RECORDS TO PROCESS:
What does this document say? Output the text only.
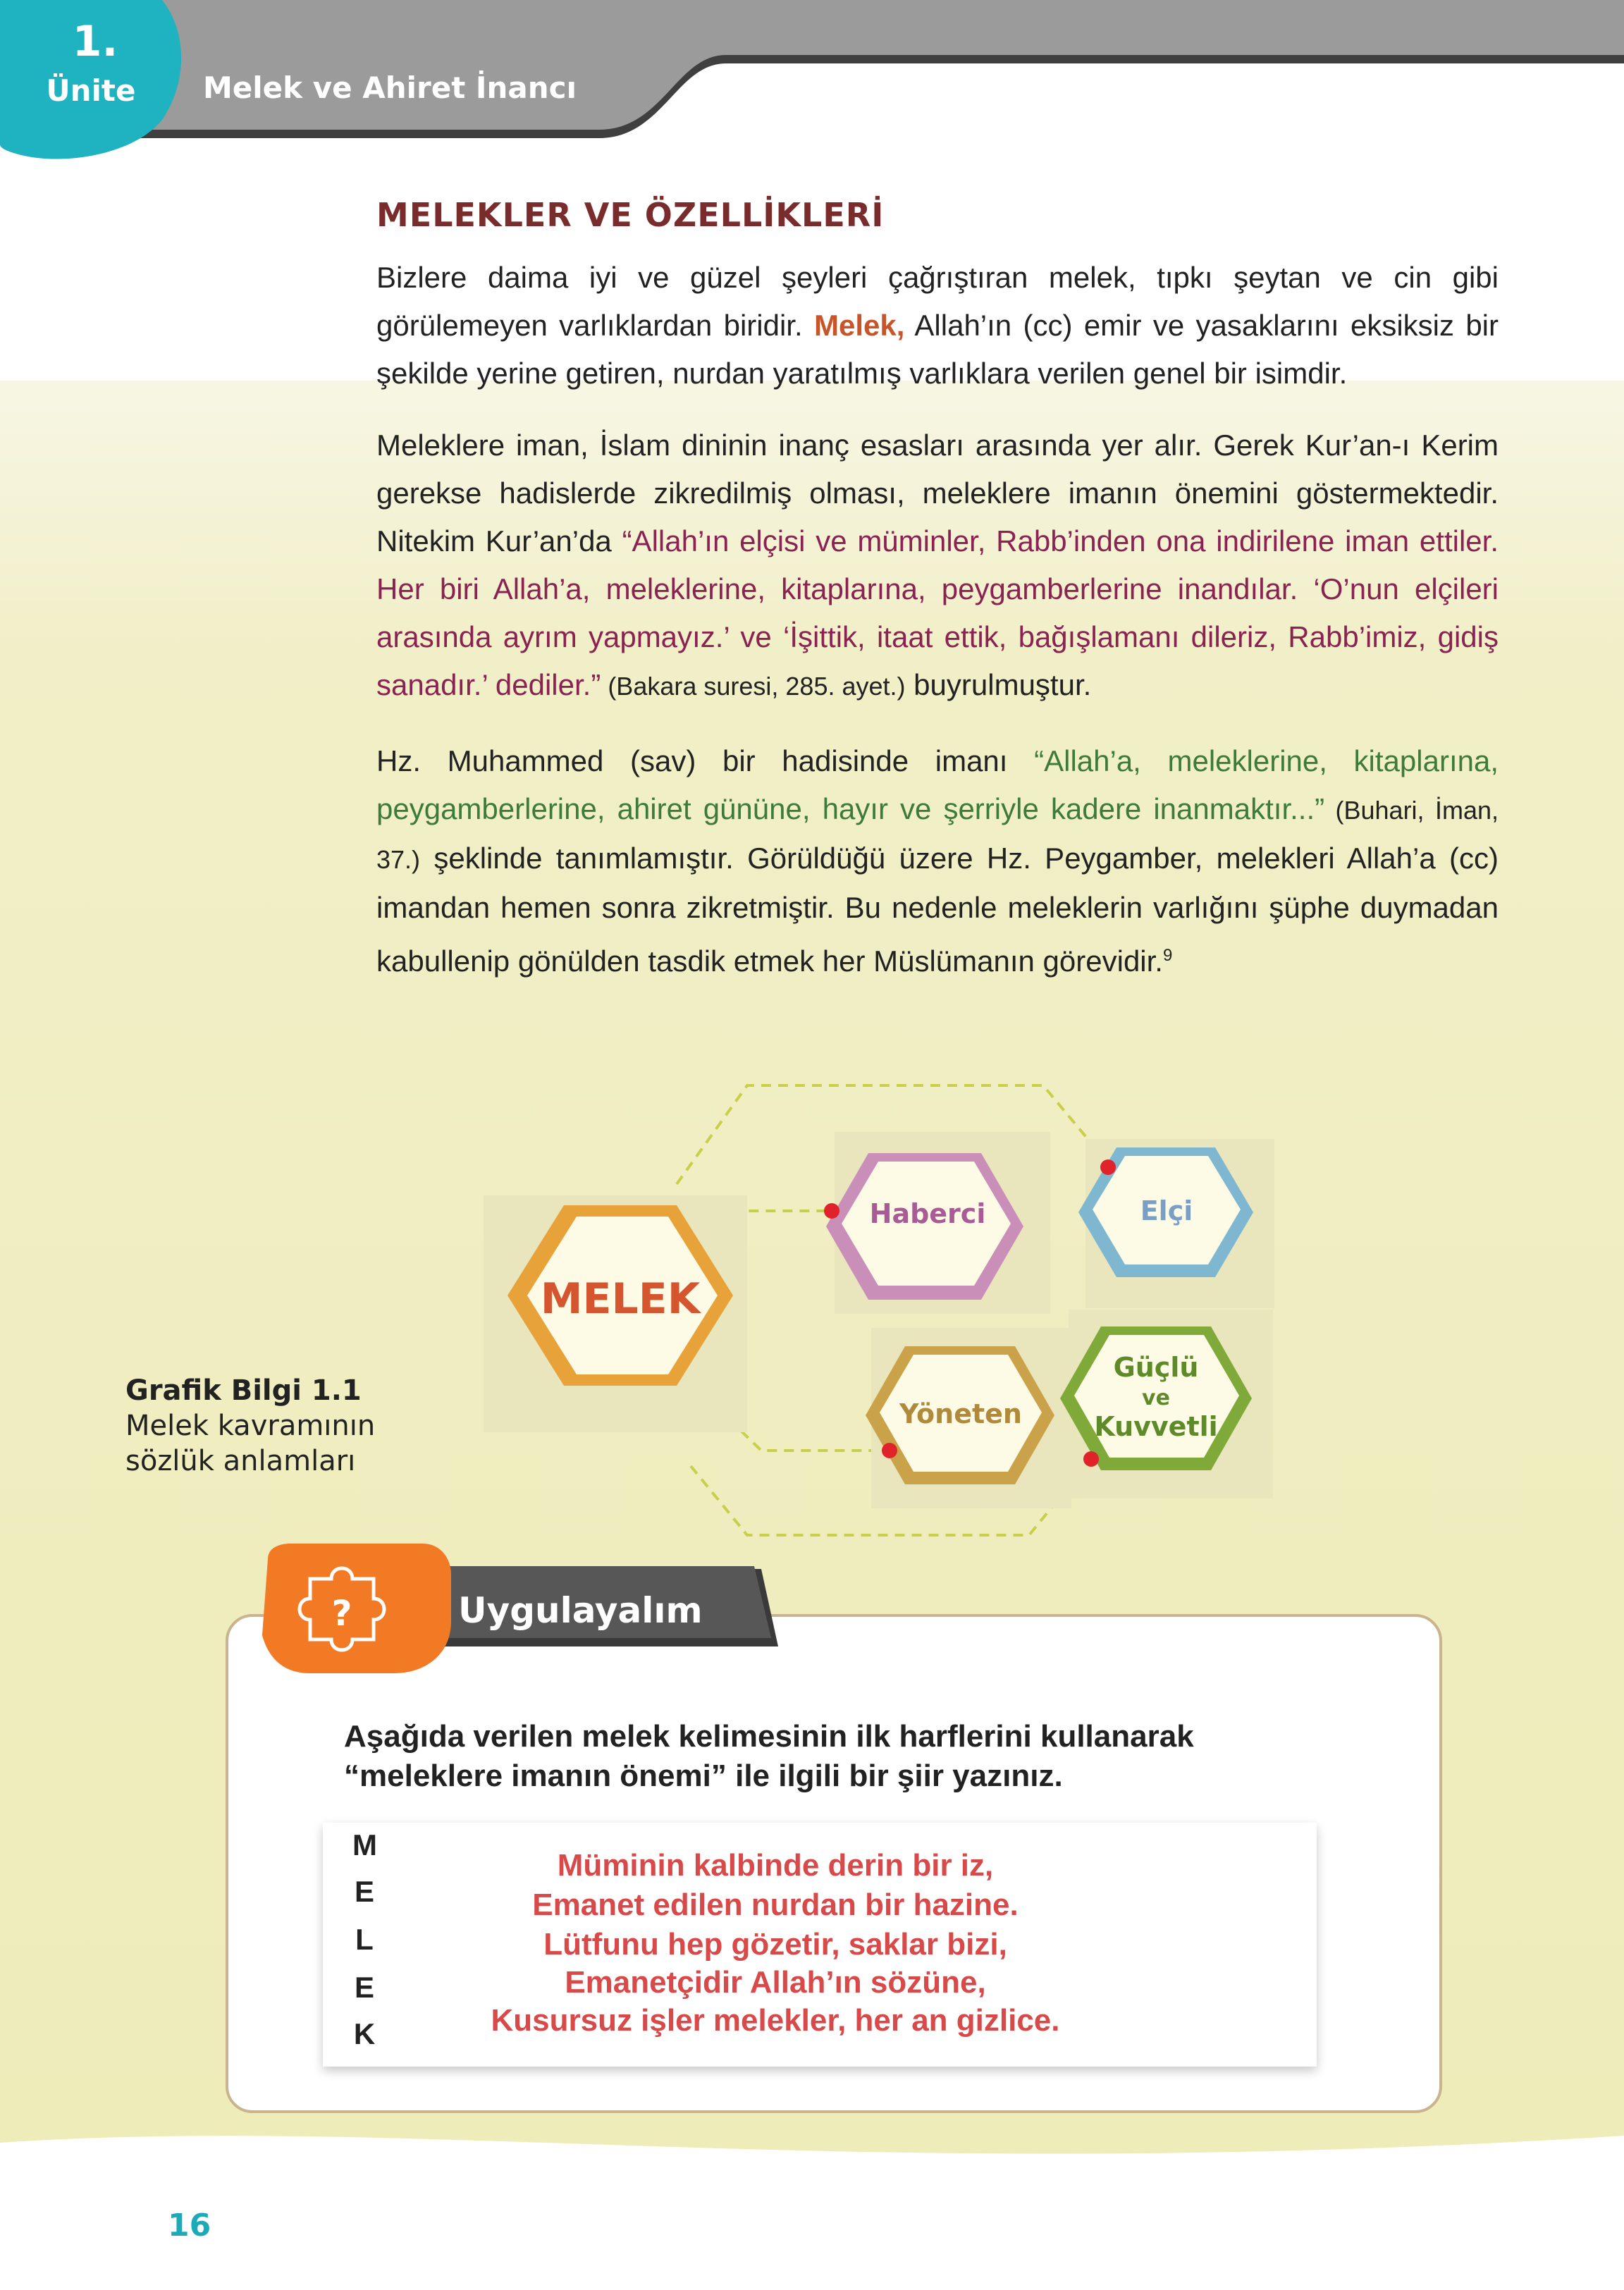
?
1.
Ünite	Melek ve Ahiret İnancı
MELEKLER VE ÖZELLİKLERİ

Bizlere daima iyi ve güzel şeyleri çağrıştıran melek, tıpkı şeytan ve cin gibi görülemeyen varlıklardan biridir. Melek, Allah’ın (cc) emir ve yasaklarını eksiksiz bir şekilde yerine getiren, nurdan yaratılmış varlıklara verilen genel bir isimdir.

Meleklere iman, İslam dininin inanç esasları arasında yer alır. Gerek Kur’an-ı Kerim gerekse hadislerde zikredilmiş olması, meleklere imanın önemini göstermektedir. Nitekim Kur’an’da “Allah’ın elçisi ve müminler, Rabb’inden ona indirilene iman ettiler. Her biri Allah’a, meleklerine, kitaplarına, peygamberlerine inandılar. ‘O’nun elçileri arasında ayrım yapmayız.’ ve ‘İşittik, itaat ettik, bağışlamanı dileriz, Rabb’imiz, gidiş sanadır.’ dediler.” (Bakara suresi, 285. ayet.) buyrulmuştur.

Hz. Muhammed (sav) bir hadisinde imanı “Allah’a, meleklerine, kitaplarına, peygamberlerine, ahiret gününe, hayır ve şerriyle kadere inanmaktır...” (Buhari, İman, 37.) şeklinde tanımlamıştır. Görüldüğü üzere Hz. Peygamber, melekleri Allah’a (cc) imandan hemen sonra zikretmiştir. Bu nedenle meleklerin varlığını şüphe duymadan kabullenip gönülden tasdik etmek her Müslümanın görevidir.$^9$

Grafik Bilgi 1.1
Melek kavramının
sözlük anlamları
MELEK
Haberci	Elçi
Yöneten
Güçlü
ve
Kuvvetli
Uygulayalım

Aşağıda verilen melek kelimesinin ilk harflerini kullanarak
“meleklere imanın önemi” ile ilgili bir şiir yazınız.

M
E
L
E
K
Müminin kalbinde derin bir iz,
Emanet edilen nurdan bir hazine.
Lütfunu hep gözetir, saklar bizi,
Emanetçidir Allah’ın sözüne,
Kusursuz işler melekler, her an gizlice.
16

TASK BRIEF: Count the lines in the records above that contain the word "verilen", and give only that number.

REPLY: 2